● DIRECTIVE
Go through the data below. List every line that holds the word "楼裙楼干挂石材".

● RECORD SET
** Begin **

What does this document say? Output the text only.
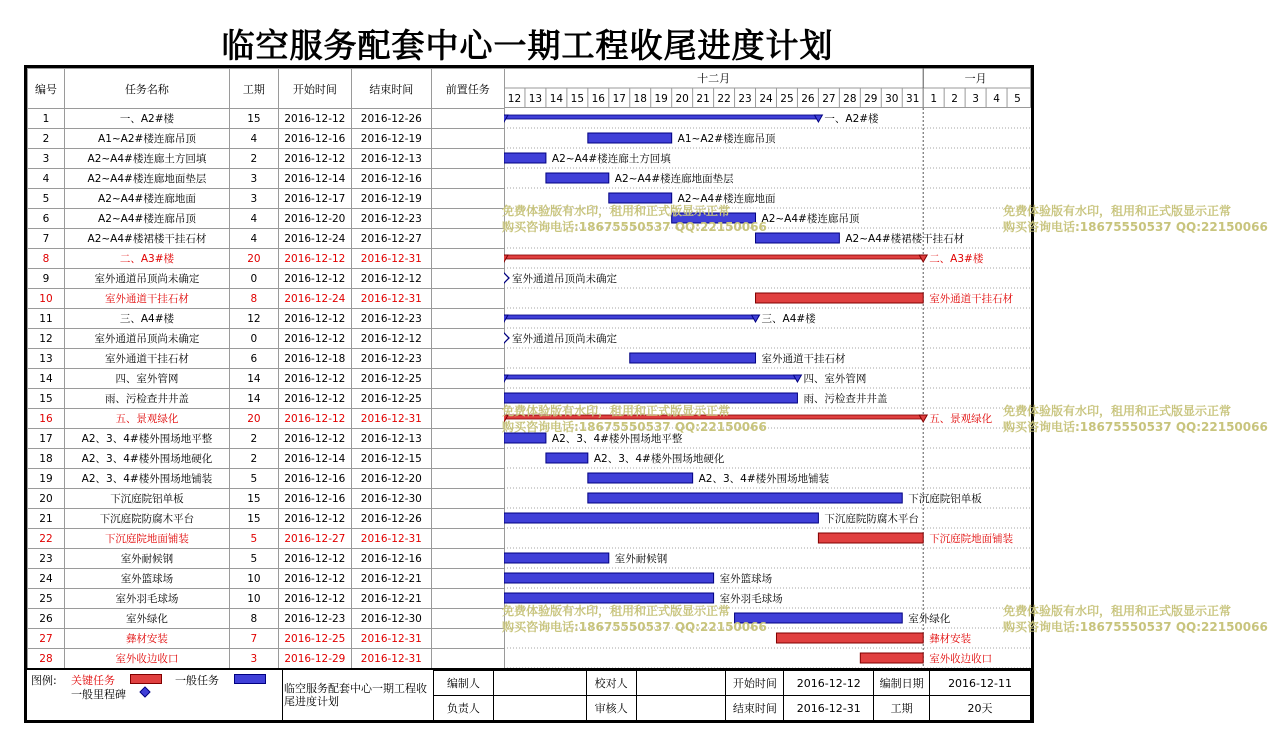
临空服务配套中心一期工程收尾进度计划
编号	任务名称	工期	开始时间	结束时间	前置任务	
1	一、A2#楼	15	2016-12-12	2016-12-26		
2	A1~A2#楼连廊吊顶	4	2016-12-16	2016-12-19		
3	A2~A4#楼连廊土方回填	2	2016-12-12	2016-12-13		
4	A2~A4#楼连廊地面垫层	3	2016-12-14	2016-12-16		
5	A2~A4#楼连廊地面	3	2016-12-17	2016-12-19		
6	A2~A4#楼连廊吊顶	4	2016-12-20	2016-12-23		
7	A2~A4#楼裙楼干挂石材	4	2016-12-24	2016-12-27		
8	二、A3#楼	20	2016-12-12	2016-12-31		
9	室外通道吊顶尚未确定	0	2016-12-12	2016-12-12		
10	室外通道干挂石材	8	2016-12-24	2016-12-31		
11	三、A4#楼	12	2016-12-12	2016-12-23		
12	室外通道吊顶尚未确定	0	2016-12-12	2016-12-12		
13	室外通道干挂石材	6	2016-12-18	2016-12-23		
14	四、室外管网	14	2016-12-12	2016-12-25		
15	雨、污检查井井盖	14	2016-12-12	2016-12-25		
16	五、景观绿化	20	2016-12-12	2016-12-31		
17	A2、3、4#楼外围场地平整	2	2016-12-12	2016-12-13		
18	A2、3、4#楼外围场地硬化	2	2016-12-14	2016-12-15		
19	A2、3、4#楼外围场地铺装	5	2016-12-16	2016-12-20		
20	下沉庭院铝单板	15	2016-12-16	2016-12-30		
21	下沉庭院防腐木平台	15	2016-12-12	2016-12-26		
22	下沉庭院地面铺装	5	2016-12-27	2016-12-31		
23	室外耐候钢	5	2016-12-12	2016-12-16		
24	室外篮球场	10	2016-12-12	2016-12-21		
25	室外羽毛球场	10	2016-12-12	2016-12-21		
26	室外绿化	8	2016-12-23	2016-12-30		
27	彝材安装	7	2016-12-25	2016-12-31		
28	室外收边收口	3	2016-12-29	2016-12-31		
一、A2#楼
A1~A2#楼连廊吊顶
A2~A4#楼连廊土方回填
A2~A4#楼连廊地面垫层
A2~A4#楼连廊地面
A2~A4#楼连廊吊顶
A2~A4#楼裙楼干挂石材
二、A3#楼
室外通道吊顶尚未确定
室外通道干挂石材
三、A4#楼
室外通道吊顶尚未确定
室外通道干挂石材
四、室外管网
雨、污检查井井盖
五、景观绿化
A2、3、4#楼外围场地平整
A2、3、4#楼外围场地硬化
A2、3、4#楼外围场地铺装
下沉庭院铝单板
下沉庭院防腐木平台
下沉庭院地面铺装
室外耐候钢
室外篮球场
室外羽毛球场
室外绿化
彝材安装
室外收边收口
十二月	一月
12 13 14 15 16 17 18 19 20 21 22 23 24 25 26 27 28 29 30 31 1 2 3 4 5
图例: 关键任务	一般任务
一般里程碑	临空服务配套中心一期工程收尾进度计划
编制人		校对人		开始时间	2016-12-12	编制日期	2016-12-11
负责人		审核人		结束时间	2016-12-31	工期	20天
免费体验版有水印，租用和正式版显示正常
购买咨询电话:18675550537 QQ:22150066
免费体验版有水印，租用和正式版显示正常
购买咨询电话:18675550537 QQ:22150066
免费体验版有水印，租用和正式版显示正常
购买咨询电话:18675550537 QQ:22150066
免费体验版有水印，租用和正式版显示正常
购买咨询电话:18675550537 QQ:22150066
免费体验版有水印，租用和正式版显示正常
购买咨询电话:18675550537 QQ:22150066
免费体验版有水印，租用和正式版显示正常
购买咨询电话:18675550537 QQ:22150066
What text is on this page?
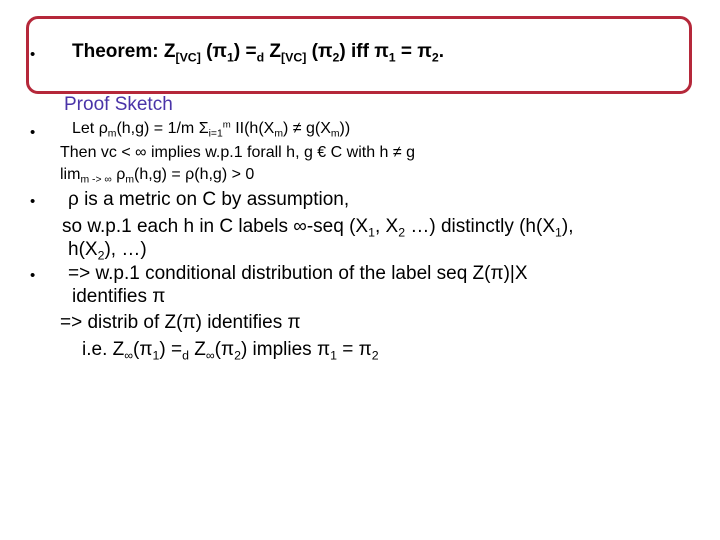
• Theorem: $Z_{[VC]}$ $(\pi_1) =_d$ $Z_{[VC]}$ $(\pi_2)$ iff $\pi_1 = \pi_2$.
Proof Sketch
• Let $\rho_m(h,g) = 1/m$ $\Sigma_{i=1}^m$ $II(h(X_m) \ne g(X_m))$
Then vc < ∞ implies w.p.1 forall h, g € C with h ≠ g
$\lim_{m -> \infty} \rho_m(h,g) = \rho(h,g) > 0$
• ρ is a metric on C by assumption,
so w.p.1 each h in C labels ∞-seq ($X_1$, $X_2$ …) distinctly ($h(X_1)$,
$h(X_2)$, …)
• => w.p.1 conditional distribution of the label seq Z(π)|X
identifies π
=> distrib of Z(π) identifies π
i.e. $Z_\infty(\pi_1) =_d$ $Z_\infty(\pi_2)$ implies $\pi_1 = \pi_2$
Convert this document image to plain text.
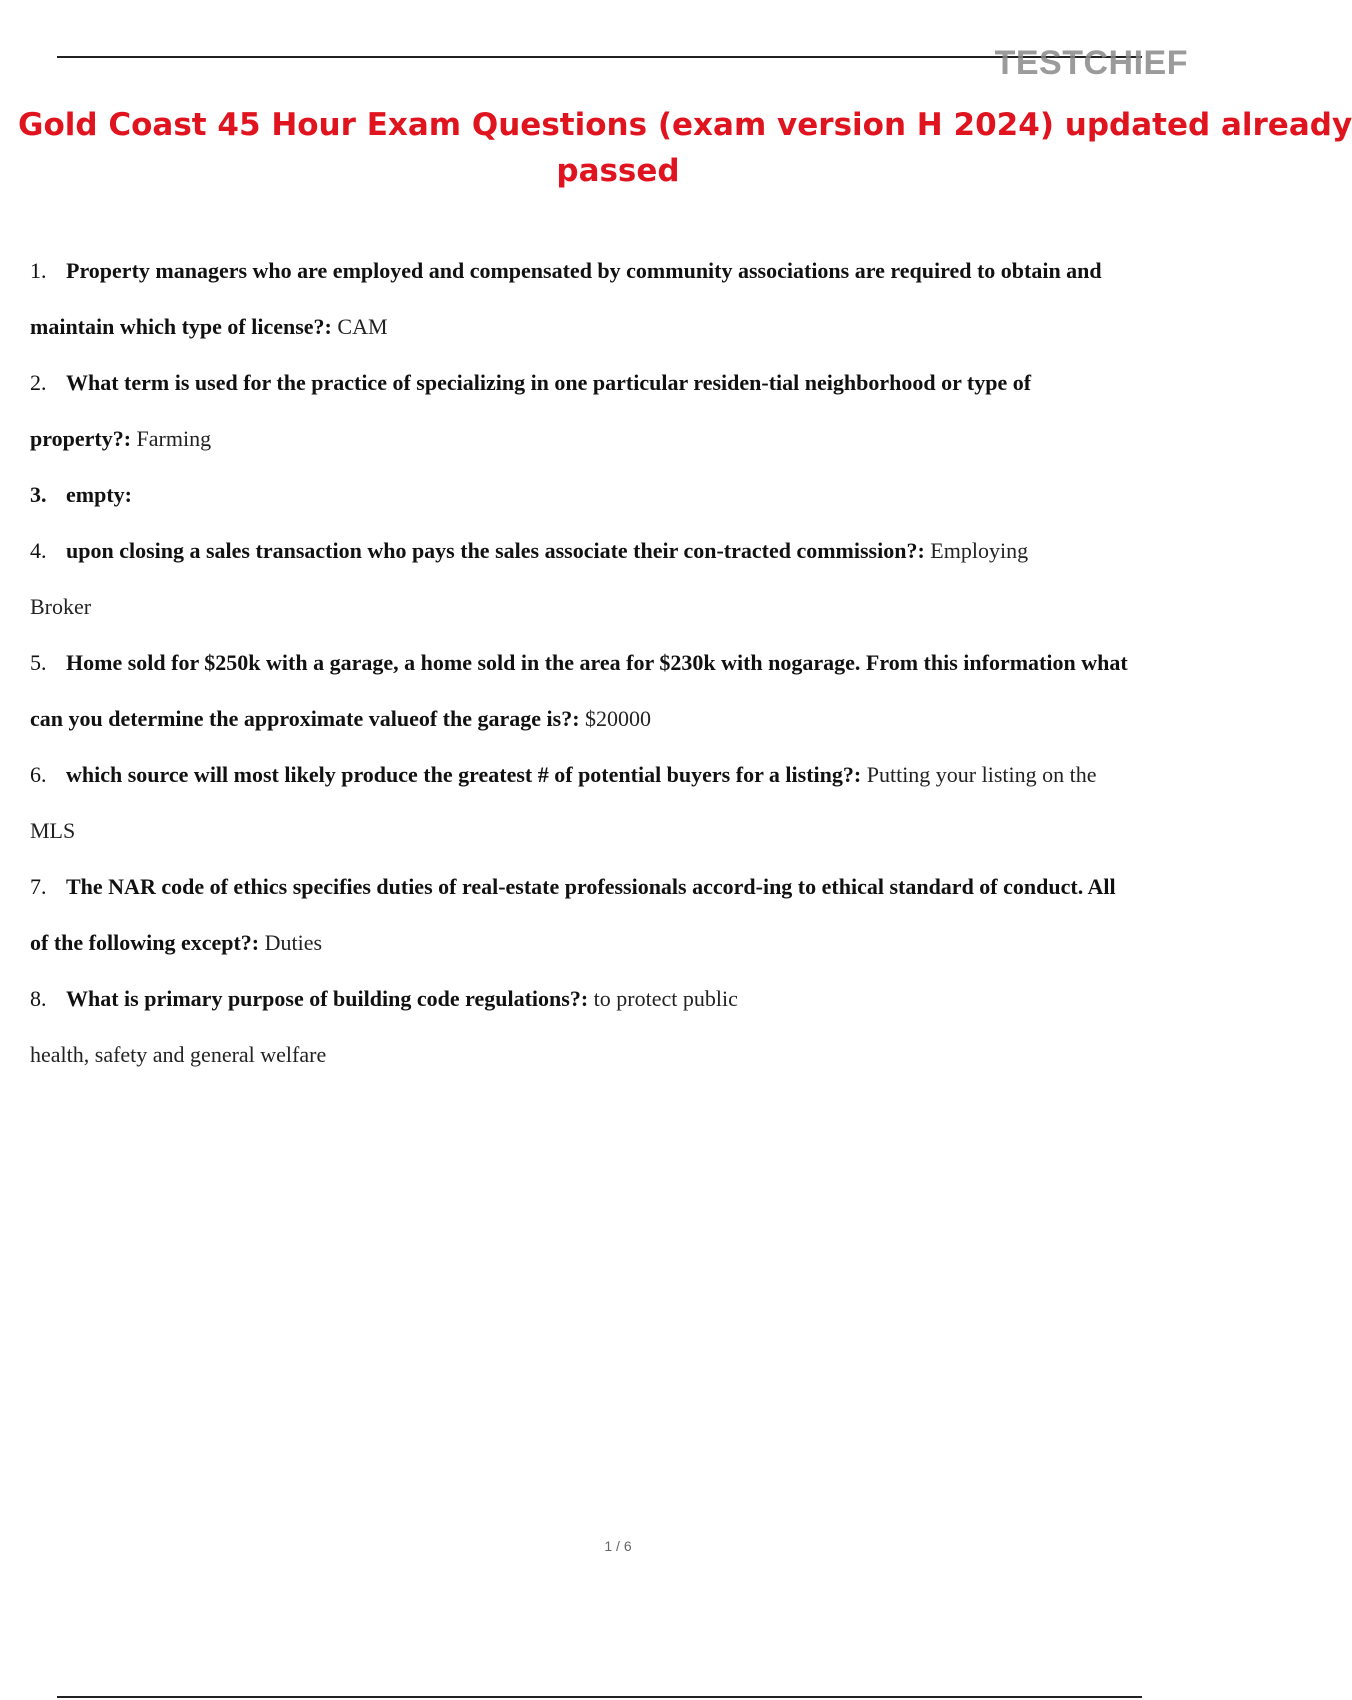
TESTCHIEF
Gold Coast 45 Hour Exam Questions (exam version H 2024) updated already
passed
1. Property managers who are employed and compensated by community associations are required to obtain and
maintain which type of license?: CAM
2. What term is used for the practice of specializing in one particular residen-tial neighborhood or type of
property?: Farming
3. empty:
4. upon closing a sales transaction who pays the sales associate their con-tracted commission?: Employing
Broker
5. Home sold for $250k with a garage, a home sold in the area for $230k with nogarage. From this information what
can you determine the approximate valueof the garage is?: $20000
6. which source will most likely produce the greatest # of potential buyers for a listing?: Putting your listing on the
MLS
7. The NAR code of ethics specifies duties of real-estate professionals accord-ing to ethical standard of conduct. All
of the following except?: Duties
8. What is primary purpose of building code regulations?: to protect public
health, safety and general welfare
1 / 6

** End **

● THE OUTPUT
7	A2~A4#楼裙楼干挂石材	4	2016-12-24	2016-12-27		
A2~A4#楼裙楼干挂石材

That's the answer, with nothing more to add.